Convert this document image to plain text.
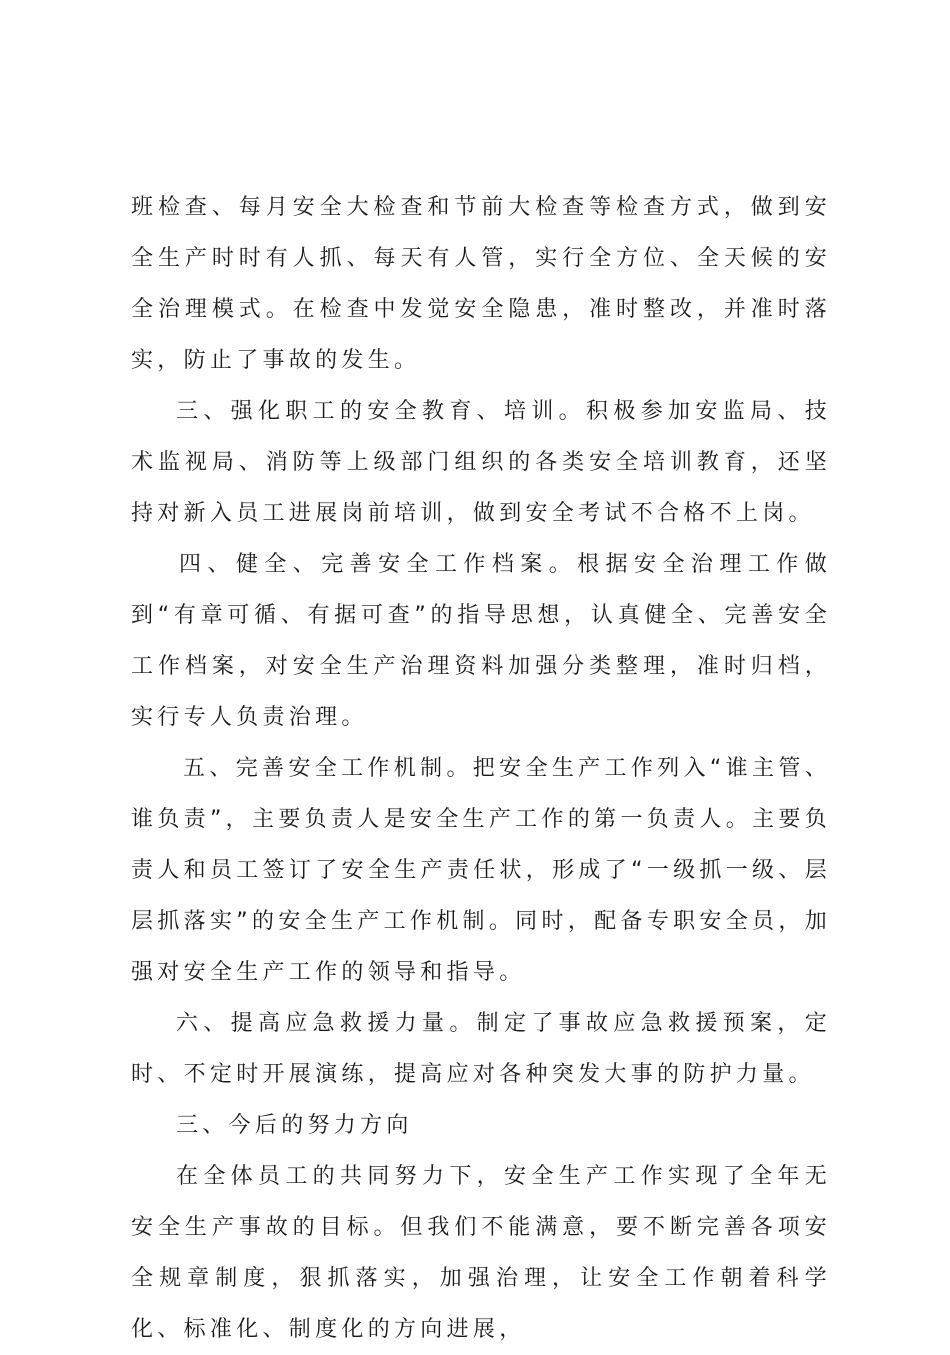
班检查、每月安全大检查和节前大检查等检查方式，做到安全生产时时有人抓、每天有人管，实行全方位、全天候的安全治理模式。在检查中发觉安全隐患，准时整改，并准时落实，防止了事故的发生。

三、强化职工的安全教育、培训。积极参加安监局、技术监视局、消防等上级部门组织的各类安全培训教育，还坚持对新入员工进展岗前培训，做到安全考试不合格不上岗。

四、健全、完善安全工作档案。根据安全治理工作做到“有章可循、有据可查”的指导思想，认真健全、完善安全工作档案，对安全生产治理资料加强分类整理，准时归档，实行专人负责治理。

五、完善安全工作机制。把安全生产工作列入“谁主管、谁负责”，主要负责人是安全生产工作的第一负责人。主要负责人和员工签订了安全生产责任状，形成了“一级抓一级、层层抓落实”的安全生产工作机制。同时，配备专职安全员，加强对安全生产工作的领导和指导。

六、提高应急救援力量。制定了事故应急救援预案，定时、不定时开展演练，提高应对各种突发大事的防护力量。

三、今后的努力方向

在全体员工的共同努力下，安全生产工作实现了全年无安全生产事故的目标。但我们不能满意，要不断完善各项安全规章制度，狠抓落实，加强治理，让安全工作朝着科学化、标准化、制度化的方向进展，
==
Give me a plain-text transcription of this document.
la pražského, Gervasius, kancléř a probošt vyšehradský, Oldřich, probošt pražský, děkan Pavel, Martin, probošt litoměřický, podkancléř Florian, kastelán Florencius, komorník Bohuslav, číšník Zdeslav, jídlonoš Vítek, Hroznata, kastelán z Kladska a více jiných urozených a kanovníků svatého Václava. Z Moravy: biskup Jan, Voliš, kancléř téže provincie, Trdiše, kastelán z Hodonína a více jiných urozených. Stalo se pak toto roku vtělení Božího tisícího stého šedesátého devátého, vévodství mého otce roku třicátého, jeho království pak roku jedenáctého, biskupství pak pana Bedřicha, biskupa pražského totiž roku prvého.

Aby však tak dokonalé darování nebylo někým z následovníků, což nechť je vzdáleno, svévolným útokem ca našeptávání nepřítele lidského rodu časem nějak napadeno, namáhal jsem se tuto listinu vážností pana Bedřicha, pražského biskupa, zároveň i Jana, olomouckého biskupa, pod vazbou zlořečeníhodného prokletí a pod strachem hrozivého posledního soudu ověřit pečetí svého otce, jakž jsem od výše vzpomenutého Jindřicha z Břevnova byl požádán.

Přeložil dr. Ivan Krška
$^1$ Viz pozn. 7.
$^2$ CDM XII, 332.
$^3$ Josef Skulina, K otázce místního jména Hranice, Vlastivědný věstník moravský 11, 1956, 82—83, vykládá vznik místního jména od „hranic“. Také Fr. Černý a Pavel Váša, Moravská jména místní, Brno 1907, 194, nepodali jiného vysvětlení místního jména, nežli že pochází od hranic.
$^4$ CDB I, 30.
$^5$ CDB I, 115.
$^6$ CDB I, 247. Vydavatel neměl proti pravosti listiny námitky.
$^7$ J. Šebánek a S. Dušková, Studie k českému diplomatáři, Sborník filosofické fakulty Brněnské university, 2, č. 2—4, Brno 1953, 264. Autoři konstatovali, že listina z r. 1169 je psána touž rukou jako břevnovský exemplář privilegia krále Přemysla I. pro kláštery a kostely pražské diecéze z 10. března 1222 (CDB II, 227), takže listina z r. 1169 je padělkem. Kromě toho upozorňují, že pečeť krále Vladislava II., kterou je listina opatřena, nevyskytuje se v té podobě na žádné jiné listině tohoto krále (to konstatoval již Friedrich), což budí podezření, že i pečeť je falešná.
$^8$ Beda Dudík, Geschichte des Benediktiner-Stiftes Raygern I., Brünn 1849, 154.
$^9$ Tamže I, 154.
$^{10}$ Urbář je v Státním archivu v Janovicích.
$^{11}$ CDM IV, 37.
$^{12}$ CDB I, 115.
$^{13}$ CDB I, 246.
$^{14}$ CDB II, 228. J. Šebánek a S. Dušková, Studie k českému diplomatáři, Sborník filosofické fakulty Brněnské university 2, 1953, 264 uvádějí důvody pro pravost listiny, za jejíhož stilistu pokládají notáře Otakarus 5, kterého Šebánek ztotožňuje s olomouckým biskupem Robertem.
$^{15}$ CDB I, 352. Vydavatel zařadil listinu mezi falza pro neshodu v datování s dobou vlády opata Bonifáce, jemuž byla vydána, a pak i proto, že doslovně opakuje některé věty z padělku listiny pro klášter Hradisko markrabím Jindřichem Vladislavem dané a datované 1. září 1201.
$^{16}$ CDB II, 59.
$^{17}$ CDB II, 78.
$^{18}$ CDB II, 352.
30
---
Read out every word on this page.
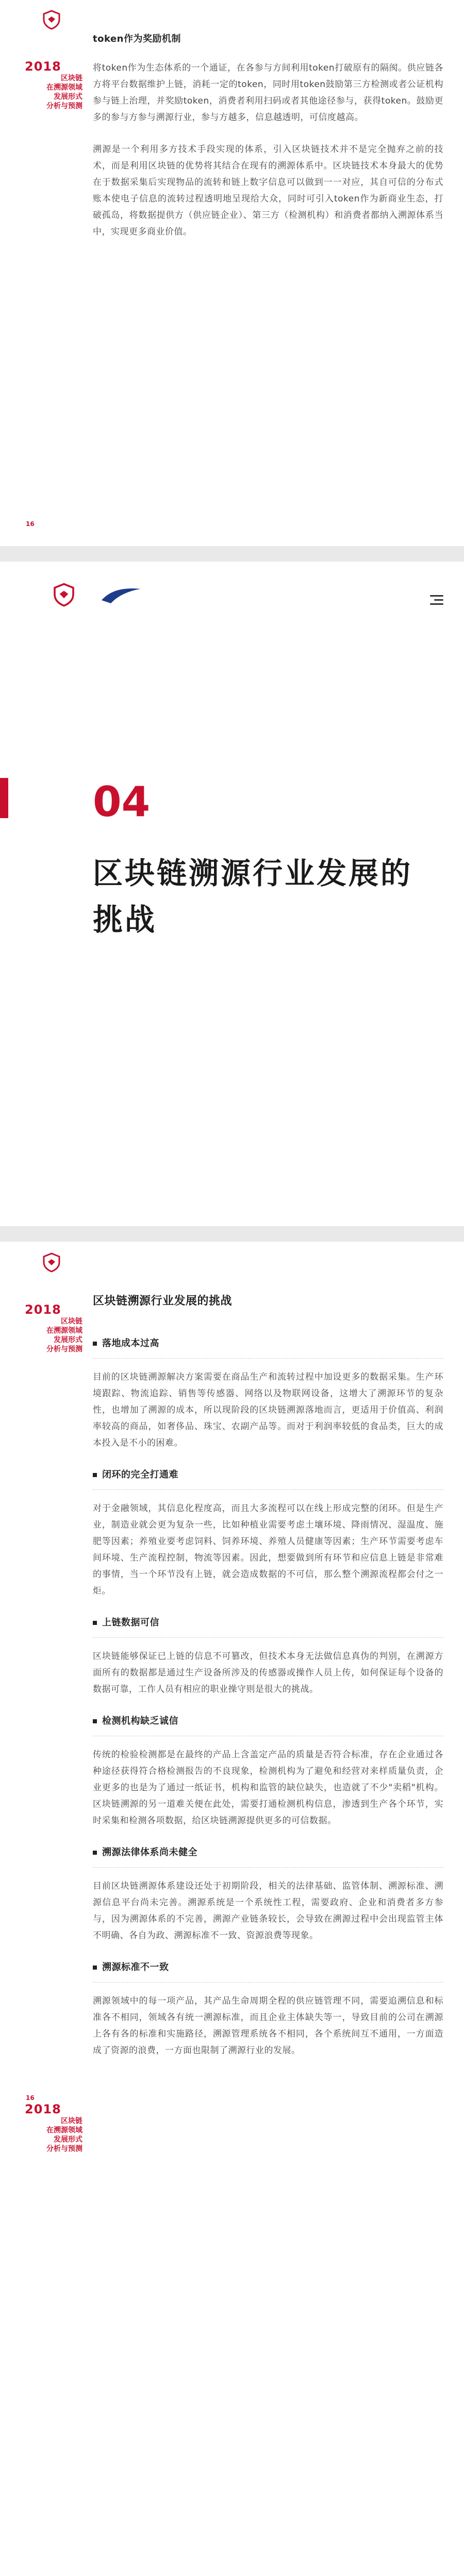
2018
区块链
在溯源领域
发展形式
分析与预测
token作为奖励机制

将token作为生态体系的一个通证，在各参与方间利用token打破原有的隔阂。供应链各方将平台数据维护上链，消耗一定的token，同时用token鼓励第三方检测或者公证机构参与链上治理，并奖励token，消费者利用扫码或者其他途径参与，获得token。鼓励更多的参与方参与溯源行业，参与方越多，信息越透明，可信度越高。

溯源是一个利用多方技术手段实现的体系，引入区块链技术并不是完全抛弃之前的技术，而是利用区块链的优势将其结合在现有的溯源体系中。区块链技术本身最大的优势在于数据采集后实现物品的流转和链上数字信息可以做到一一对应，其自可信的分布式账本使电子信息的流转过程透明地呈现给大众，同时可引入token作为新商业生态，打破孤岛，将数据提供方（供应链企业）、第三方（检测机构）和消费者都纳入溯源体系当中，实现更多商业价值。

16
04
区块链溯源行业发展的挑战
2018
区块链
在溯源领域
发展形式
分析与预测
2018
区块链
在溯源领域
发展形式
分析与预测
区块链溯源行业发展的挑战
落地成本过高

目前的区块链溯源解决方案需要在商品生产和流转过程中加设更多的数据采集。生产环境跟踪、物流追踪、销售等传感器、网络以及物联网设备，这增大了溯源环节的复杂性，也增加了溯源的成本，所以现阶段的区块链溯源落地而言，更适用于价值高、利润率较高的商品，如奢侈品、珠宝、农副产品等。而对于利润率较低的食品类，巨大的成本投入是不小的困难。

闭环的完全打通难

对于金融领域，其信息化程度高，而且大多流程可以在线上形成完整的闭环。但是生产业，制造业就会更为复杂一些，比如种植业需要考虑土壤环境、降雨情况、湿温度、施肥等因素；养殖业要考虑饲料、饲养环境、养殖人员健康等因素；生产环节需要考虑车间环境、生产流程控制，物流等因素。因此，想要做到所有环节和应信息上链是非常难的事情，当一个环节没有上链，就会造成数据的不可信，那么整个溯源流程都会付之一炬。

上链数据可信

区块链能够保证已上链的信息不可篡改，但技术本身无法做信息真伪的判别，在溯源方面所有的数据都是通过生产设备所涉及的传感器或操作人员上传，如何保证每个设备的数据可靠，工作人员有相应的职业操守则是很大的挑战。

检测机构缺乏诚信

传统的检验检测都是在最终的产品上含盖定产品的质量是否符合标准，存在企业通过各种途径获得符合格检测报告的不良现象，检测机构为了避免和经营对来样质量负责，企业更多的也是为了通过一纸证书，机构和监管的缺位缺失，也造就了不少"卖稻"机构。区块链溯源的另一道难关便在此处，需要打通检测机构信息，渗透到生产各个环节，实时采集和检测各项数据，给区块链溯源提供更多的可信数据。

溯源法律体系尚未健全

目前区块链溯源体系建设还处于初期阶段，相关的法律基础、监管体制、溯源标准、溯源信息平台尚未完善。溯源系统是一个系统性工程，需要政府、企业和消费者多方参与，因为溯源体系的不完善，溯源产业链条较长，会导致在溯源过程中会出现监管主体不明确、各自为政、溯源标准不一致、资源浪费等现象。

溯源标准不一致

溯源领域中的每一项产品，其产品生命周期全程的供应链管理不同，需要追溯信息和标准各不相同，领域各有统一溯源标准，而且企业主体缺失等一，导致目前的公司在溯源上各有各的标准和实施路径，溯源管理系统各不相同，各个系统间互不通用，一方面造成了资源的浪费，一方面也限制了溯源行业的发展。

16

• _Description of the task_: Of the lines in this data, how many contain "Studie"? Reply with only the number.

• _Exercise output_: 2